■ **Work instructions**
Go through the records, and copy each line in which the string "inspelning" is present.

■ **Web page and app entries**
****

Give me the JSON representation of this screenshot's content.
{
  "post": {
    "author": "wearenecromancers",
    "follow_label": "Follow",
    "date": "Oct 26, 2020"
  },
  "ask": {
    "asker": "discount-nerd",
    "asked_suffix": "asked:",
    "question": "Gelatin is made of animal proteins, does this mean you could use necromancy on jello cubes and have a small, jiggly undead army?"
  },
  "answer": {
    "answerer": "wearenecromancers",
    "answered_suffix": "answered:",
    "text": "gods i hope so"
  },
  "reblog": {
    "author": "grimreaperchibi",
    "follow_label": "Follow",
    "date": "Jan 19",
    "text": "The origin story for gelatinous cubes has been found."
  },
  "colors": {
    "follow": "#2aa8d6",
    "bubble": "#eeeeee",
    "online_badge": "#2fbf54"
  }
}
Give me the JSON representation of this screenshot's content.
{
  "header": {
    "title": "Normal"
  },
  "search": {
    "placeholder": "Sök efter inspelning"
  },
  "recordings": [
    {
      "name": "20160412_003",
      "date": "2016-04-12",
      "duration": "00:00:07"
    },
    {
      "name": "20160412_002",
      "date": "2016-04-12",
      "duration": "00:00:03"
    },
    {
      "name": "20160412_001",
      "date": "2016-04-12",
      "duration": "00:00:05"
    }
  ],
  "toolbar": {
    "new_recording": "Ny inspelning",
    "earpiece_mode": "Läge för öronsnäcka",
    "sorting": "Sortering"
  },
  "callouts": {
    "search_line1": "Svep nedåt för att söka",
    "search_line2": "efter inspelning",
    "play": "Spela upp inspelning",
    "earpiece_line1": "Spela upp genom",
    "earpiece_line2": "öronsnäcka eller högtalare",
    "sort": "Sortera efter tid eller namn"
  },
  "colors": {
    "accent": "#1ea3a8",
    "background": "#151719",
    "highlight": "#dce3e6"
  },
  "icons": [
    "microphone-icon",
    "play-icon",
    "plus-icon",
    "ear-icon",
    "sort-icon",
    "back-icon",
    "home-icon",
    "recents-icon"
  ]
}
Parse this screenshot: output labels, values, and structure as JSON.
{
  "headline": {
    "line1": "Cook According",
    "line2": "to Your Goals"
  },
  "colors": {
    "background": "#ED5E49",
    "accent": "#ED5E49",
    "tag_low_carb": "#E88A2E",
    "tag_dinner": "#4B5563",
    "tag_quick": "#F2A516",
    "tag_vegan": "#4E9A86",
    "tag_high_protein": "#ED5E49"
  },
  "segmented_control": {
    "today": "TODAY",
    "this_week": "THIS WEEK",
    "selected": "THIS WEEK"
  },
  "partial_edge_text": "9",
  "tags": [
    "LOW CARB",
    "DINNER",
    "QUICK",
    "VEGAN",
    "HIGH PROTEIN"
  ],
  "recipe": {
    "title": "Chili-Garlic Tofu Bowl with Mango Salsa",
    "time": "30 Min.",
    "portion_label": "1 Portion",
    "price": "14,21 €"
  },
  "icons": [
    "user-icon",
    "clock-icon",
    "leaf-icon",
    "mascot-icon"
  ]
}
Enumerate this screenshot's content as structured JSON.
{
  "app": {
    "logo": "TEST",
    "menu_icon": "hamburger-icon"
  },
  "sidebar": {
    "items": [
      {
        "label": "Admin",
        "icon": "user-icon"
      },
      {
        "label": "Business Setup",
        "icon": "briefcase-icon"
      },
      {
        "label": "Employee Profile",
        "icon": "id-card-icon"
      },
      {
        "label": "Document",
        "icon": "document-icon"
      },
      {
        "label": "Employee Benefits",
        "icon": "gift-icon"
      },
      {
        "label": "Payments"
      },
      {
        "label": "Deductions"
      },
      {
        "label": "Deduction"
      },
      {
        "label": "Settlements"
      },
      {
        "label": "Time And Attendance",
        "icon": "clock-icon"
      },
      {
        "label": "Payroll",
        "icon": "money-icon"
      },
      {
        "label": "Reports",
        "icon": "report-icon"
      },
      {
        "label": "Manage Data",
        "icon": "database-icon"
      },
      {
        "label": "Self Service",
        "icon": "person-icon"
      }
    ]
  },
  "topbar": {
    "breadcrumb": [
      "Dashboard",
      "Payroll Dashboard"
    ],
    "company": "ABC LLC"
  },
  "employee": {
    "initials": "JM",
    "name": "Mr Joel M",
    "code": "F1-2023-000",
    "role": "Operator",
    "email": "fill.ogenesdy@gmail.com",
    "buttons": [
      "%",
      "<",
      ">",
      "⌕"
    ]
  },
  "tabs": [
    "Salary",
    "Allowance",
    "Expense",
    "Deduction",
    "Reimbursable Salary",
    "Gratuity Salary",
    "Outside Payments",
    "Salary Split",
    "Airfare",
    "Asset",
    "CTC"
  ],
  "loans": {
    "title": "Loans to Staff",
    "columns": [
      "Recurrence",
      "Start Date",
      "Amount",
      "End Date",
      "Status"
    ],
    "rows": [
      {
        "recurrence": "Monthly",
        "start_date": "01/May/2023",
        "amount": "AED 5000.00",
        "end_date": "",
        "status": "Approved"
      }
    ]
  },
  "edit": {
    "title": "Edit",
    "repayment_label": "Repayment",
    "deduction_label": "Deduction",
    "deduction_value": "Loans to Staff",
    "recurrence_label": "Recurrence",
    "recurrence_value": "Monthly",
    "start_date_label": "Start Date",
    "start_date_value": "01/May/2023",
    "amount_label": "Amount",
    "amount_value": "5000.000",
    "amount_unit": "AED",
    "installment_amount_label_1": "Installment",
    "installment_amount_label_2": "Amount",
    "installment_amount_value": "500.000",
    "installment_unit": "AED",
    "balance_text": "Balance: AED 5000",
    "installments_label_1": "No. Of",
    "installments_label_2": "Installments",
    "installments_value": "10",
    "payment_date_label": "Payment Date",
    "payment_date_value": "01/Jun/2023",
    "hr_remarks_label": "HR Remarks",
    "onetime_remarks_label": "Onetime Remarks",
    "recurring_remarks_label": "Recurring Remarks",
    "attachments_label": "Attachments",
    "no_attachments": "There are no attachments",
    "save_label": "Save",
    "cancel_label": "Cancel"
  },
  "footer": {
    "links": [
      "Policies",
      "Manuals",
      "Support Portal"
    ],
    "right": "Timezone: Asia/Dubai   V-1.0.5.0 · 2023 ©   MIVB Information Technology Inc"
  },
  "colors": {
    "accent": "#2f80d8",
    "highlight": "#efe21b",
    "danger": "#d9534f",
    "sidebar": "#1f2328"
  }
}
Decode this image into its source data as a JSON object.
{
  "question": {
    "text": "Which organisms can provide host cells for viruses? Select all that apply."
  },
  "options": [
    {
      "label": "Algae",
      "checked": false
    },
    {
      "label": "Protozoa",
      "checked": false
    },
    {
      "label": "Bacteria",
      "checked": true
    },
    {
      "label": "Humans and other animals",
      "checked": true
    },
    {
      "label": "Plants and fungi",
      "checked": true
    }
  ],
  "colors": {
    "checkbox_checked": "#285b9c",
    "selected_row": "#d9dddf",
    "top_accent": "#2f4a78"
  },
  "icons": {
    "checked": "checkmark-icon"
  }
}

****

■ **Result**
    "placeholder": "Sök efter inspelning"
    "new_recording": "Ny inspelning",
    "search_line2": "efter inspelning",
    "play": "Spela upp inspelning",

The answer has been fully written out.